EXERCISE DIRECTIONS: All entries are to be quoted exactly; the images stay out of the copy.

ENTRIES:
* START *
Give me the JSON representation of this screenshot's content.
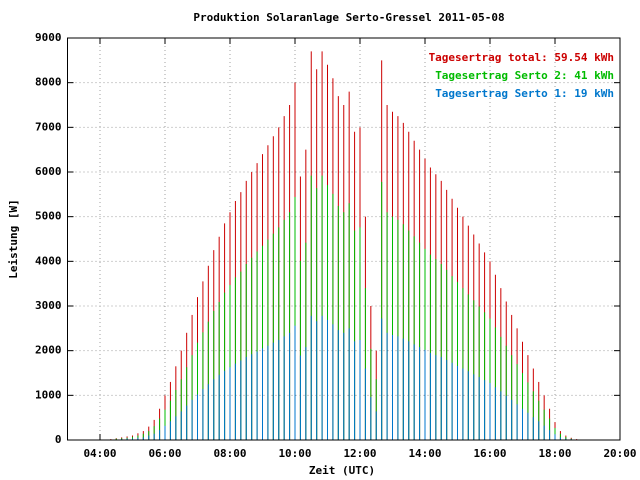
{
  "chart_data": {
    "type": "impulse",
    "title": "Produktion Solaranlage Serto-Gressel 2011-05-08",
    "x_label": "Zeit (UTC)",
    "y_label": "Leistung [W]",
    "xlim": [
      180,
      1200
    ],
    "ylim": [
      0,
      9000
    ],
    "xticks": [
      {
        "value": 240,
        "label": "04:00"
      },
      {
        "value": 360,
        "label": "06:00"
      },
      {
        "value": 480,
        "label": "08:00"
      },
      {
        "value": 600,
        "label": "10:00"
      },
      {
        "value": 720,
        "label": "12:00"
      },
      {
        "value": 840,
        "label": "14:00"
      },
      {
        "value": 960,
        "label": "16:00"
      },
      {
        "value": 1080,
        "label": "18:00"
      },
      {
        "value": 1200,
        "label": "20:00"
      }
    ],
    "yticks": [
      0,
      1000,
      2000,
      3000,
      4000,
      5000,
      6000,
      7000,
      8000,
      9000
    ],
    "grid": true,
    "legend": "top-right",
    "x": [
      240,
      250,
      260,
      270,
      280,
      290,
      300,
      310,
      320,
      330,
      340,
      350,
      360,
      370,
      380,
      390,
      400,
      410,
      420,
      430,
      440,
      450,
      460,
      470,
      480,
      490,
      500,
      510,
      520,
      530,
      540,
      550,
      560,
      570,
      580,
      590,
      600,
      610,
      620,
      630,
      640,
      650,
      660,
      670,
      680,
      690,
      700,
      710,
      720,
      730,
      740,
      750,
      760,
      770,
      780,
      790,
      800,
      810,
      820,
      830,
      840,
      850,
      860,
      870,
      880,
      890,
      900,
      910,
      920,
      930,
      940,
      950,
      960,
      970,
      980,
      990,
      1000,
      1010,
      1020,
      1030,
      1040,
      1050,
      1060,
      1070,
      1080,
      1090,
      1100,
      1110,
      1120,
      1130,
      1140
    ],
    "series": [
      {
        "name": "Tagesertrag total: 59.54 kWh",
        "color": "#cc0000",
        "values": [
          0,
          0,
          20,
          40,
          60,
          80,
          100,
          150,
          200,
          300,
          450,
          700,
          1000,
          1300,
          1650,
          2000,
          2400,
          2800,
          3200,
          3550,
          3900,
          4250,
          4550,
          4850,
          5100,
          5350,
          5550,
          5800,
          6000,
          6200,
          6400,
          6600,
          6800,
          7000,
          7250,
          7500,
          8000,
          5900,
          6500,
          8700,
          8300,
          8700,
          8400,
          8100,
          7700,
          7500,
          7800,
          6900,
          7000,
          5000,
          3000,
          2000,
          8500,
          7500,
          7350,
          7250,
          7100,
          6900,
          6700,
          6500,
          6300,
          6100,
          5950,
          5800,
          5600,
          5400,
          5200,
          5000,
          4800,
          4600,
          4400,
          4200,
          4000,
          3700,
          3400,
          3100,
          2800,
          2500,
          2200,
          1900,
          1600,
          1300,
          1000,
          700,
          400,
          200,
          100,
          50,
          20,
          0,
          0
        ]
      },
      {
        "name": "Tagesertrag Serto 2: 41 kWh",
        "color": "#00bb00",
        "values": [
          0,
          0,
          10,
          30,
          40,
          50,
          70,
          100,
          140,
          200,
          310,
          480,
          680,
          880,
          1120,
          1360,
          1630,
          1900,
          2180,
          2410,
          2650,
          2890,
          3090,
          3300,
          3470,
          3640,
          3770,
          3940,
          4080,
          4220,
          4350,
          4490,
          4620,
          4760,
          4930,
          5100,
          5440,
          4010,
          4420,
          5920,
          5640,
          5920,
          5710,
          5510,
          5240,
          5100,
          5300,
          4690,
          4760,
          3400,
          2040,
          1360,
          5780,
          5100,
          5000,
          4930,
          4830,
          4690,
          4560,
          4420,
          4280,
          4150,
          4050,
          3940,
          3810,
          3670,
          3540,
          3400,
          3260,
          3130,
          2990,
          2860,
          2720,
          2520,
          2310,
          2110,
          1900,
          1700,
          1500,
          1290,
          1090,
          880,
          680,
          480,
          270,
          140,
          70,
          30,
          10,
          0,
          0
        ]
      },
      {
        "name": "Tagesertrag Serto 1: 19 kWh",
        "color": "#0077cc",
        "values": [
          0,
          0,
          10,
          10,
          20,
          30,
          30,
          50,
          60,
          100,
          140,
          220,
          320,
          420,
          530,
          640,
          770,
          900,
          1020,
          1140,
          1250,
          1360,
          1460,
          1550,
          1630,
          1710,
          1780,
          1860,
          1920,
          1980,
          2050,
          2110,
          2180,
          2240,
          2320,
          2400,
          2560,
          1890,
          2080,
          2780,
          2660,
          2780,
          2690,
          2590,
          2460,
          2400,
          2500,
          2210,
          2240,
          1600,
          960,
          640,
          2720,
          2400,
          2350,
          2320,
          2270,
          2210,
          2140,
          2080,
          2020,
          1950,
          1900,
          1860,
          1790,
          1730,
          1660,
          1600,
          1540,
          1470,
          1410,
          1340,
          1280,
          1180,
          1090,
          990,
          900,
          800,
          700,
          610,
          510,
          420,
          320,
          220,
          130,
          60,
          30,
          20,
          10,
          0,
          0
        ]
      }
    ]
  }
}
* END *
THE RESULT:
Give me the JSON representation of this screenshot's content.
{
  "chart_data": {
    "type": "impulse",
    "title": "Produktion Solaranlage Serto-Gressel 2011-05-08",
    "x_label": "Zeit (UTC)",
    "y_label": "Leistung [W]",
    "xlim": [
      180,
      1200
    ],
    "ylim": [
      0,
      9000
    ],
    "xticks": [
      {
        "value": 240,
        "label": "04:00"
      },
      {
        "value": 360,
        "label": "06:00"
      },
      {
        "value": 480,
        "label": "08:00"
      },
      {
        "value": 600,
        "label": "10:00"
      },
      {
        "value": 720,
        "label": "12:00"
      },
      {
        "value": 840,
        "label": "14:00"
      },
      {
        "value": 960,
        "label": "16:00"
      },
      {
        "value": 1080,
        "label": "18:00"
      },
      {
        "value": 1200,
        "label": "20:00"
      }
    ],
    "yticks": [
      0,
      1000,
      2000,
      3000,
      4000,
      5000,
      6000,
      7000,
      8000,
      9000
    ],
    "grid": true,
    "legend": "top-right",
    "x": [
      240,
      250,
      260,
      270,
      280,
      290,
      300,
      310,
      320,
      330,
      340,
      350,
      360,
      370,
      380,
      390,
      400,
      410,
      420,
      430,
      440,
      450,
      460,
      470,
      480,
      490,
      500,
      510,
      520,
      530,
      540,
      550,
      560,
      570,
      580,
      590,
      600,
      610,
      620,
      630,
      640,
      650,
      660,
      670,
      680,
      690,
      700,
      710,
      720,
      730,
      740,
      750,
      760,
      770,
      780,
      790,
      800,
      810,
      820,
      830,
      840,
      850,
      860,
      870,
      880,
      890,
      900,
      910,
      920,
      930,
      940,
      950,
      960,
      970,
      980,
      990,
      1000,
      1010,
      1020,
      1030,
      1040,
      1050,
      1060,
      1070,
      1080,
      1090,
      1100,
      1110,
      1120,
      1130,
      1140
    ],
    "series": [
      {
        "name": "Tagesertrag total: 59.54 kWh",
        "color": "#cc0000",
        "values": [
          0,
          0,
          20,
          40,
          60,
          80,
          100,
          150,
          200,
          300,
          450,
          700,
          1000,
          1300,
          1650,
          2000,
          2400,
          2800,
          3200,
          3550,
          3900,
          4250,
          4550,
          4850,
          5100,
          5350,
          5550,
          5800,
          6000,
          6200,
          6400,
          6600,
          6800,
          7000,
          7250,
          7500,
          8000,
          5900,
          6500,
          8700,
          8300,
          8700,
          8400,
          8100,
          7700,
          7500,
          7800,
          6900,
          7000,
          5000,
          3000,
          2000,
          8500,
          7500,
          7350,
          7250,
          7100,
          6900,
          6700,
          6500,
          6300,
          6100,
          5950,
          5800,
          5600,
          5400,
          5200,
          5000,
          4800,
          4600,
          4400,
          4200,
          4000,
          3700,
          3400,
          3100,
          2800,
          2500,
          2200,
          1900,
          1600,
          1300,
          1000,
          700,
          400,
          200,
          100,
          50,
          20,
          0,
          0
        ]
      },
      {
        "name": "Tagesertrag Serto 2: 41 kWh",
        "color": "#00bb00",
        "values": [
          0,
          0,
          10,
          30,
          40,
          50,
          70,
          100,
          140,
          200,
          310,
          480,
          680,
          880,
          1120,
          1360,
          1630,
          1900,
          2180,
          2410,
          2650,
          2890,
          3090,
          3300,
          3470,
          3640,
          3770,
          3940,
          4080,
          4220,
          4350,
          4490,
          4620,
          4760,
          4930,
          5100,
          5440,
          4010,
          4420,
          5920,
          5640,
          5920,
          5710,
          5510,
          5240,
          5100,
          5300,
          4690,
          4760,
          3400,
          2040,
          1360,
          5780,
          5100,
          5000,
          4930,
          4830,
          4690,
          4560,
          4420,
          4280,
          4150,
          4050,
          3940,
          3810,
          3670,
          3540,
          3400,
          3260,
          3130,
          2990,
          2860,
          2720,
          2520,
          2310,
          2110,
          1900,
          1700,
          1500,
          1290,
          1090,
          880,
          680,
          480,
          270,
          140,
          70,
          30,
          10,
          0,
          0
        ]
      },
      {
        "name": "Tagesertrag Serto 1: 19 kWh",
        "color": "#0077cc",
        "values": [
          0,
          0,
          10,
          10,
          20,
          30,
          30,
          50,
          60,
          100,
          140,
          220,
          320,
          420,
          530,
          640,
          770,
          900,
          1020,
          1140,
          1250,
          1360,
          1460,
          1550,
          1630,
          1710,
          1780,
          1860,
          1920,
          1980,
          2050,
          2110,
          2180,
          2240,
          2320,
          2400,
          2560,
          1890,
          2080,
          2780,
          2660,
          2780,
          2690,
          2590,
          2460,
          2400,
          2500,
          2210,
          2240,
          1600,
          960,
          640,
          2720,
          2400,
          2350,
          2320,
          2270,
          2210,
          2140,
          2080,
          2020,
          1950,
          1900,
          1860,
          1790,
          1730,
          1660,
          1600,
          1540,
          1470,
          1410,
          1340,
          1280,
          1180,
          1090,
          990,
          900,
          800,
          700,
          610,
          510,
          420,
          320,
          220,
          130,
          60,
          30,
          20,
          10,
          0,
          0
        ]
      }
    ]
  }
}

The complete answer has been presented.